## Stated goal
Restate the records in their entirety, word for word.

## Task input
— BEGIN —
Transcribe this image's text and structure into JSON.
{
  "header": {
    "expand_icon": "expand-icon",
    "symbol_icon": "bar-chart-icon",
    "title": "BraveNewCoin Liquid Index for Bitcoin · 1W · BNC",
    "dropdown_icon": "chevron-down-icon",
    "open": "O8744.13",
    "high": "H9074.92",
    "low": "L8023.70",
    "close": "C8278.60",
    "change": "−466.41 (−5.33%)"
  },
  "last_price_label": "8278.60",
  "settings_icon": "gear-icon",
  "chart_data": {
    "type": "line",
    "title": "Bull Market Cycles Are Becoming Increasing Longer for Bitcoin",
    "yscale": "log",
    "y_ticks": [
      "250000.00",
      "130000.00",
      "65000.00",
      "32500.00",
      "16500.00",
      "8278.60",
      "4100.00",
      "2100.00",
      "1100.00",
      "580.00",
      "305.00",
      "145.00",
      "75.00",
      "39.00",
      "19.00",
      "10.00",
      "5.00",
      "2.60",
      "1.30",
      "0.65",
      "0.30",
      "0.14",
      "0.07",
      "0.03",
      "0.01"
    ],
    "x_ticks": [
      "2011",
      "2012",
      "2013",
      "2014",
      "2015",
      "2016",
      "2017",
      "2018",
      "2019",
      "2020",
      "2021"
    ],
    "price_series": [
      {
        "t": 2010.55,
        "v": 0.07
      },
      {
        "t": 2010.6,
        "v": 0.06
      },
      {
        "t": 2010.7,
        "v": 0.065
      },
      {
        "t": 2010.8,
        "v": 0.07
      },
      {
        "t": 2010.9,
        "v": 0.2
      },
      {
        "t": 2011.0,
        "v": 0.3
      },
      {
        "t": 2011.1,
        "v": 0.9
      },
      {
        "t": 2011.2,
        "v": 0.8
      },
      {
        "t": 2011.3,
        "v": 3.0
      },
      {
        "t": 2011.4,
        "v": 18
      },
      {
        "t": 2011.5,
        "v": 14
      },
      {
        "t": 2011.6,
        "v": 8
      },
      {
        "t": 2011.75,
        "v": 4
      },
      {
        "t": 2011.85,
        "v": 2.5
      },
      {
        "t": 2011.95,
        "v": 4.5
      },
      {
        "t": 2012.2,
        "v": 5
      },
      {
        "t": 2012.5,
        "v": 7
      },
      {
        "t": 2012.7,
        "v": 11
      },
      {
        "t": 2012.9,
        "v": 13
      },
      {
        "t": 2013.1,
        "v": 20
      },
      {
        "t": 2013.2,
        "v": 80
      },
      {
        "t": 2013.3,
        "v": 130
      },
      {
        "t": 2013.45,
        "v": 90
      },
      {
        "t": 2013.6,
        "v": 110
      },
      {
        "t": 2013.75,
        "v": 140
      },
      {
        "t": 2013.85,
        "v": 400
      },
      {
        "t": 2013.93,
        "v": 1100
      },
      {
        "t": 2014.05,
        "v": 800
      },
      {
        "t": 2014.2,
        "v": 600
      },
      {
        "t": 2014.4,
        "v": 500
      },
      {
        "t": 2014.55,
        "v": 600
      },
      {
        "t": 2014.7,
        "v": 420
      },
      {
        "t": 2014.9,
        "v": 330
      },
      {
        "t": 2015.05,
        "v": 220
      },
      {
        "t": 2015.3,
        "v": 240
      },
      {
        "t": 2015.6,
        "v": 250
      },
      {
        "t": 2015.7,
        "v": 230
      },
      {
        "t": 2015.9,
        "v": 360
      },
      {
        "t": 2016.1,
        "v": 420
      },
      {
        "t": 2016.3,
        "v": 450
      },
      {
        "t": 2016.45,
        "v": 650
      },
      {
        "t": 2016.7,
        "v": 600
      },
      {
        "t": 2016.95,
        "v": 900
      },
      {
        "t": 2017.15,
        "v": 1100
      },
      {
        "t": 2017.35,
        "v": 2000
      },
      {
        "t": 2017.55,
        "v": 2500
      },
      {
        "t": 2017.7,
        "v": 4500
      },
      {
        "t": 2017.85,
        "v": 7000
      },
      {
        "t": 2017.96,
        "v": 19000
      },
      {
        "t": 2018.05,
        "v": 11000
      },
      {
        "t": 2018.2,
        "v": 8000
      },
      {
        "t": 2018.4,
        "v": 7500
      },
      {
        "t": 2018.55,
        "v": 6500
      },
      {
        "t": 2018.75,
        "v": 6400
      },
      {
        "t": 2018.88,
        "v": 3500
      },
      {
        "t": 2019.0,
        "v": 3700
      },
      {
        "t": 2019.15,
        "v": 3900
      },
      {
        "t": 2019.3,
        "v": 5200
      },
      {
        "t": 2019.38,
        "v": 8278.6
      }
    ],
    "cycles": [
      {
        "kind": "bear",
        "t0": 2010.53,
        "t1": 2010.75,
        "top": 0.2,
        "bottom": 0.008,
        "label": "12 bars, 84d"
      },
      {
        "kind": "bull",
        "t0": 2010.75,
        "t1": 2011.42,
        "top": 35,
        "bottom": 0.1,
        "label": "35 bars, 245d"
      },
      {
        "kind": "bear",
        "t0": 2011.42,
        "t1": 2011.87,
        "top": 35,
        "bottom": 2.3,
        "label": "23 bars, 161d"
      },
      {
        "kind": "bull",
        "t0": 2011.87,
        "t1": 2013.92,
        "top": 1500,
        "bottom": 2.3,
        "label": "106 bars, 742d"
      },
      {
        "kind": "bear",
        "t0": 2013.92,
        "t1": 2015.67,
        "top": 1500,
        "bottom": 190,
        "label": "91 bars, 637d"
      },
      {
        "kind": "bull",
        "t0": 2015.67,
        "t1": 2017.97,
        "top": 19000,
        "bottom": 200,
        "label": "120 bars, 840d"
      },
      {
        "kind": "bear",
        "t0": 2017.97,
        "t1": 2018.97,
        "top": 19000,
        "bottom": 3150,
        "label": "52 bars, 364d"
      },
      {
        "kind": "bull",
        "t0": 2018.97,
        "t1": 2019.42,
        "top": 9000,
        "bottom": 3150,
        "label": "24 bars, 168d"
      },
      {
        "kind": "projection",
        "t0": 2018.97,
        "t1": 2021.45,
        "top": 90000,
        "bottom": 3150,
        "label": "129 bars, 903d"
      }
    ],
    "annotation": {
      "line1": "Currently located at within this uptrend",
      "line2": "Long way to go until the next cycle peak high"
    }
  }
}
— END —
## Output of the task
Transcribe this image's text and structure into JSON.
{
  "header": {
    "expand_icon": "expand-icon",
    "symbol_icon": "bar-chart-icon",
    "title": "BraveNewCoin Liquid Index for Bitcoin · 1W · BNC",
    "dropdown_icon": "chevron-down-icon",
    "open": "O8744.13",
    "high": "H9074.92",
    "low": "L8023.70",
    "close": "C8278.60",
    "change": "−466.41 (−5.33%)"
  },
  "last_price_label": "8278.60",
  "settings_icon": "gear-icon",
  "chart_data": {
    "type": "line",
    "title": "Bull Market Cycles Are Becoming Increasing Longer for Bitcoin",
    "yscale": "log",
    "y_ticks": [
      "250000.00",
      "130000.00",
      "65000.00",
      "32500.00",
      "16500.00",
      "8278.60",
      "4100.00",
      "2100.00",
      "1100.00",
      "580.00",
      "305.00",
      "145.00",
      "75.00",
      "39.00",
      "19.00",
      "10.00",
      "5.00",
      "2.60",
      "1.30",
      "0.65",
      "0.30",
      "0.14",
      "0.07",
      "0.03",
      "0.01"
    ],
    "x_ticks": [
      "2011",
      "2012",
      "2013",
      "2014",
      "2015",
      "2016",
      "2017",
      "2018",
      "2019",
      "2020",
      "2021"
    ],
    "price_series": [
      {
        "t": 2010.55,
        "v": 0.07
      },
      {
        "t": 2010.6,
        "v": 0.06
      },
      {
        "t": 2010.7,
        "v": 0.065
      },
      {
        "t": 2010.8,
        "v": 0.07
      },
      {
        "t": 2010.9,
        "v": 0.2
      },
      {
        "t": 2011.0,
        "v": 0.3
      },
      {
        "t": 2011.1,
        "v": 0.9
      },
      {
        "t": 2011.2,
        "v": 0.8
      },
      {
        "t": 2011.3,
        "v": 3.0
      },
      {
        "t": 2011.4,
        "v": 18
      },
      {
        "t": 2011.5,
        "v": 14
      },
      {
        "t": 2011.6,
        "v": 8
      },
      {
        "t": 2011.75,
        "v": 4
      },
      {
        "t": 2011.85,
        "v": 2.5
      },
      {
        "t": 2011.95,
        "v": 4.5
      },
      {
        "t": 2012.2,
        "v": 5
      },
      {
        "t": 2012.5,
        "v": 7
      },
      {
        "t": 2012.7,
        "v": 11
      },
      {
        "t": 2012.9,
        "v": 13
      },
      {
        "t": 2013.1,
        "v": 20
      },
      {
        "t": 2013.2,
        "v": 80
      },
      {
        "t": 2013.3,
        "v": 130
      },
      {
        "t": 2013.45,
        "v": 90
      },
      {
        "t": 2013.6,
        "v": 110
      },
      {
        "t": 2013.75,
        "v": 140
      },
      {
        "t": 2013.85,
        "v": 400
      },
      {
        "t": 2013.93,
        "v": 1100
      },
      {
        "t": 2014.05,
        "v": 800
      },
      {
        "t": 2014.2,
        "v": 600
      },
      {
        "t": 2014.4,
        "v": 500
      },
      {
        "t": 2014.55,
        "v": 600
      },
      {
        "t": 2014.7,
        "v": 420
      },
      {
        "t": 2014.9,
        "v": 330
      },
      {
        "t": 2015.05,
        "v": 220
      },
      {
        "t": 2015.3,
        "v": 240
      },
      {
        "t": 2015.6,
        "v": 250
      },
      {
        "t": 2015.7,
        "v": 230
      },
      {
        "t": 2015.9,
        "v": 360
      },
      {
        "t": 2016.1,
        "v": 420
      },
      {
        "t": 2016.3,
        "v": 450
      },
      {
        "t": 2016.45,
        "v": 650
      },
      {
        "t": 2016.7,
        "v": 600
      },
      {
        "t": 2016.95,
        "v": 900
      },
      {
        "t": 2017.15,
        "v": 1100
      },
      {
        "t": 2017.35,
        "v": 2000
      },
      {
        "t": 2017.55,
        "v": 2500
      },
      {
        "t": 2017.7,
        "v": 4500
      },
      {
        "t": 2017.85,
        "v": 7000
      },
      {
        "t": 2017.96,
        "v": 19000
      },
      {
        "t": 2018.05,
        "v": 11000
      },
      {
        "t": 2018.2,
        "v": 8000
      },
      {
        "t": 2018.4,
        "v": 7500
      },
      {
        "t": 2018.55,
        "v": 6500
      },
      {
        "t": 2018.75,
        "v": 6400
      },
      {
        "t": 2018.88,
        "v": 3500
      },
      {
        "t": 2019.0,
        "v": 3700
      },
      {
        "t": 2019.15,
        "v": 3900
      },
      {
        "t": 2019.3,
        "v": 5200
      },
      {
        "t": 2019.38,
        "v": 8278.6
      }
    ],
    "cycles": [
      {
        "kind": "bear",
        "t0": 2010.53,
        "t1": 2010.75,
        "top": 0.2,
        "bottom": 0.008,
        "label": "12 bars, 84d"
      },
      {
        "kind": "bull",
        "t0": 2010.75,
        "t1": 2011.42,
        "top": 35,
        "bottom": 0.1,
        "label": "35 bars, 245d"
      },
      {
        "kind": "bear",
        "t0": 2011.42,
        "t1": 2011.87,
        "top": 35,
        "bottom": 2.3,
        "label": "23 bars, 161d"
      },
      {
        "kind": "bull",
        "t0": 2011.87,
        "t1": 2013.92,
        "top": 1500,
        "bottom": 2.3,
        "label": "106 bars, 742d"
      },
      {
        "kind": "bear",
        "t0": 2013.92,
        "t1": 2015.67,
        "top": 1500,
        "bottom": 190,
        "label": "91 bars, 637d"
      },
      {
        "kind": "bull",
        "t0": 2015.67,
        "t1": 2017.97,
        "top": 19000,
        "bottom": 200,
        "label": "120 bars, 840d"
      },
      {
        "kind": "bear",
        "t0": 2017.97,
        "t1": 2018.97,
        "top": 19000,
        "bottom": 3150,
        "label": "52 bars, 364d"
      },
      {
        "kind": "bull",
        "t0": 2018.97,
        "t1": 2019.42,
        "top": 9000,
        "bottom": 3150,
        "label": "24 bars, 168d"
      },
      {
        "kind": "projection",
        "t0": 2018.97,
        "t1": 2021.45,
        "top": 90000,
        "bottom": 3150,
        "label": "129 bars, 903d"
      }
    ],
    "annotation": {
      "line1": "Currently located at within this uptrend",
      "line2": "Long way to go until the next cycle peak high"
    }
  }
}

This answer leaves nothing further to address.